# Start of THE RECORDS
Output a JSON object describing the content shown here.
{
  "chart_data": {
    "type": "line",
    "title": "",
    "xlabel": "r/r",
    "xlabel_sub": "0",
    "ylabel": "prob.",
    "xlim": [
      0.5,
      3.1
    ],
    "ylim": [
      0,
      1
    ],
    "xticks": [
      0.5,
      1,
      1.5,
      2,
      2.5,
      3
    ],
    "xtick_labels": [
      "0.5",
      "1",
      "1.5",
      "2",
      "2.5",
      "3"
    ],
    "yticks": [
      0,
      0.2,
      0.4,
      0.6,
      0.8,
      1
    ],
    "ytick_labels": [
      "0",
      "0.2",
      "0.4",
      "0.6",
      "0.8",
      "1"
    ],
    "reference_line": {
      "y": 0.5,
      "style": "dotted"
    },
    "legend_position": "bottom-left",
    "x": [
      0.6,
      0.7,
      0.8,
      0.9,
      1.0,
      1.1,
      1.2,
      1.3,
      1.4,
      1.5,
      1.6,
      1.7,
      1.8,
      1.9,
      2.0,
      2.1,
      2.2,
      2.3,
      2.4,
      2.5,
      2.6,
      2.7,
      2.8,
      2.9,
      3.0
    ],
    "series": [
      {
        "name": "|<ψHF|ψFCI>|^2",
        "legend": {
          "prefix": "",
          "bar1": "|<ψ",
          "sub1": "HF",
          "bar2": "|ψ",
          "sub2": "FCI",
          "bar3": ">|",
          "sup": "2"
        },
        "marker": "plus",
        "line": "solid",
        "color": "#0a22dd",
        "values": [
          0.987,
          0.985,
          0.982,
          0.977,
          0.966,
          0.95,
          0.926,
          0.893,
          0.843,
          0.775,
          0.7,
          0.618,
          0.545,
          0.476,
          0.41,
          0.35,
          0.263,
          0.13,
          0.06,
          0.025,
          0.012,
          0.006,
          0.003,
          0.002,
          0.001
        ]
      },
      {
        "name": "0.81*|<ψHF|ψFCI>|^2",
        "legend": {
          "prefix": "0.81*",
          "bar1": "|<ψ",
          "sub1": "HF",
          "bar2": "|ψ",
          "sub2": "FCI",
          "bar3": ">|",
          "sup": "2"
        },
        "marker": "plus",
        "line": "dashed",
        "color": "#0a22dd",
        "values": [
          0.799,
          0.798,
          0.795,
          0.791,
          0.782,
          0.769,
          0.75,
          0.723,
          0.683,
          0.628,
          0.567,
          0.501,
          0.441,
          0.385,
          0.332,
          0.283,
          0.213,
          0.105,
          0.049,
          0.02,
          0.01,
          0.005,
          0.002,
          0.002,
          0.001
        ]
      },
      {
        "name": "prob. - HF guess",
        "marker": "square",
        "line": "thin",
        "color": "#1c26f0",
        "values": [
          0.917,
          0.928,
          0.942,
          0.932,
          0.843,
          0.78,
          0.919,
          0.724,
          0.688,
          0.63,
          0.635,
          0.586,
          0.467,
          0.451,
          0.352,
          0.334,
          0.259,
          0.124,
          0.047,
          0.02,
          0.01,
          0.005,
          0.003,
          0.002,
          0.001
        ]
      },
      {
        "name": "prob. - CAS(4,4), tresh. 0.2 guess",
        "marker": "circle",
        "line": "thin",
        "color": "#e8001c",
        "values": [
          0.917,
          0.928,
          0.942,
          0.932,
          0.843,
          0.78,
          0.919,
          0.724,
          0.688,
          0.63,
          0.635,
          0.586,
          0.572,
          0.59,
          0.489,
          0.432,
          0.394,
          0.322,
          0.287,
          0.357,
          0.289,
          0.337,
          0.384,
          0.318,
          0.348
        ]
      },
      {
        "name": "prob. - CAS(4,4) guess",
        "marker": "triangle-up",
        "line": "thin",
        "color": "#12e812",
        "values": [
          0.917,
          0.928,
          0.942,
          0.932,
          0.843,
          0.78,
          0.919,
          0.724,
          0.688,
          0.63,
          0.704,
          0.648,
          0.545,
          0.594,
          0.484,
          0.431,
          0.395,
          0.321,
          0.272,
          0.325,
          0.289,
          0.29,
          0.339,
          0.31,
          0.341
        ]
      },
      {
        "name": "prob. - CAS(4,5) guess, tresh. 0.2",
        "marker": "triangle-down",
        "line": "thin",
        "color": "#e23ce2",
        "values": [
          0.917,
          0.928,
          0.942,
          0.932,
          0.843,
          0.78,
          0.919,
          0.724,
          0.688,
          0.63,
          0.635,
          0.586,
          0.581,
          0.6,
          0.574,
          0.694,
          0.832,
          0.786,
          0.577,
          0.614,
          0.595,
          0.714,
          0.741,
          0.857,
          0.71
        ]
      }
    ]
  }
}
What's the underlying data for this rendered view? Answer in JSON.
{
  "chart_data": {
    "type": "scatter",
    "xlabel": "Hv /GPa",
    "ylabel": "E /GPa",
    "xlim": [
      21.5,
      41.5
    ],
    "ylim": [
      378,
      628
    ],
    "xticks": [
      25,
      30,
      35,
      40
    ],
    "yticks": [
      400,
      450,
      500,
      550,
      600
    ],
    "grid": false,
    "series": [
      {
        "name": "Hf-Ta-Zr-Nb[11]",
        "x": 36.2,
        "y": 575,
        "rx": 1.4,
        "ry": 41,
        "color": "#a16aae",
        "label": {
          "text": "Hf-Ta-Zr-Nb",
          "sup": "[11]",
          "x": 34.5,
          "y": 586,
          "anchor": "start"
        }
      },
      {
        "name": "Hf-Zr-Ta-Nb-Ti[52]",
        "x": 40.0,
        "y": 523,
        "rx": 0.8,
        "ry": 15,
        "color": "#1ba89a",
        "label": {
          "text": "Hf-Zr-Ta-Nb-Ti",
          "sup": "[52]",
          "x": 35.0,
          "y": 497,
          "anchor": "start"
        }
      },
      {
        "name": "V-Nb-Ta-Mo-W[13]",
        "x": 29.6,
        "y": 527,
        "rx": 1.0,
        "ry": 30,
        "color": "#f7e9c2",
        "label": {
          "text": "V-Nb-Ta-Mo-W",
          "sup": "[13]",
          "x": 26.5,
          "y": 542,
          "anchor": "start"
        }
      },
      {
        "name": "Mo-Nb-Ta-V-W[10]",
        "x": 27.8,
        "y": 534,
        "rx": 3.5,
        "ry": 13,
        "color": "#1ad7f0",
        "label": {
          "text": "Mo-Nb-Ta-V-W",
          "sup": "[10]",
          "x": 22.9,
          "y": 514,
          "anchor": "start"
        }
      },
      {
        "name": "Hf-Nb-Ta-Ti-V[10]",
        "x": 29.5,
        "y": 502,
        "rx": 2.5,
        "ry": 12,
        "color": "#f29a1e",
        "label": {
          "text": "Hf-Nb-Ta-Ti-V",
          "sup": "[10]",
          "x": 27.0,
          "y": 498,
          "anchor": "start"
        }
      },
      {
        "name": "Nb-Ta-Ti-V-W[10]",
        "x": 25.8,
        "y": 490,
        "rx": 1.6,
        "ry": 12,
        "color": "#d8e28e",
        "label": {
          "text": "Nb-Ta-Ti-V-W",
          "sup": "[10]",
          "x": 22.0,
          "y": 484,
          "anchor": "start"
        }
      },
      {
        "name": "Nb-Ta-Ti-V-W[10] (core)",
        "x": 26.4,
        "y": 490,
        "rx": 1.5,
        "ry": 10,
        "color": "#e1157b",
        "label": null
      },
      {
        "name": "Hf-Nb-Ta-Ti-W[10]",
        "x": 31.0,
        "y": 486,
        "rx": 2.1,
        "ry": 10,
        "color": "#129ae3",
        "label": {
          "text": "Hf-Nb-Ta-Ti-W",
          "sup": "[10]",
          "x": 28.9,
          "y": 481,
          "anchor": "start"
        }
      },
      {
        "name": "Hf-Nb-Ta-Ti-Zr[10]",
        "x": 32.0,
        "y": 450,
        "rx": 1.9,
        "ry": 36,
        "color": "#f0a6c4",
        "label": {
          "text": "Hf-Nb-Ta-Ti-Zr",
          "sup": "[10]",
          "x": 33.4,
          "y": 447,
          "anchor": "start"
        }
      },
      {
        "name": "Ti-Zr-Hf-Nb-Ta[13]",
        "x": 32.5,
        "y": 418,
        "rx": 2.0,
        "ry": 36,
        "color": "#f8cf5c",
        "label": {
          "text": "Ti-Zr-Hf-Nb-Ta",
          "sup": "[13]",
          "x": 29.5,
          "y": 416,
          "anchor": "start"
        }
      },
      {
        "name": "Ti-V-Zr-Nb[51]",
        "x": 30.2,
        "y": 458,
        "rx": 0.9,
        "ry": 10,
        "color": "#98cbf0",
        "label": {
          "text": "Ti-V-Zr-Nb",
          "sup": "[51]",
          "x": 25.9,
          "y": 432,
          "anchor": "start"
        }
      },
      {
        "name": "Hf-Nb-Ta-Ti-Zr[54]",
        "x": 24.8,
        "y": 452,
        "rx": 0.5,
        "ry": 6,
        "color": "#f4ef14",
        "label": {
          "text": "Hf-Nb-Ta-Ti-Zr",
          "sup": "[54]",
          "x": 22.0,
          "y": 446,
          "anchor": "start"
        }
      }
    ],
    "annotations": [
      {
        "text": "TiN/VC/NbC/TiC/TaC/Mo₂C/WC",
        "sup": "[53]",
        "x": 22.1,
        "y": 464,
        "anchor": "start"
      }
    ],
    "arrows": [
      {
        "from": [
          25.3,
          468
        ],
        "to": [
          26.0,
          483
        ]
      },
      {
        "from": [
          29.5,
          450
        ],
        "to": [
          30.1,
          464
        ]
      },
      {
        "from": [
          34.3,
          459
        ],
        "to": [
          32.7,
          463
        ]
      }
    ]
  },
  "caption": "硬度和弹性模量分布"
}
# End of THE RECORDS
**WHAT YOU ARE ASKED TO DO**
Count the lines in the records above that hold the word "tresh", and give only that number.

**TASK RESPONSE**
2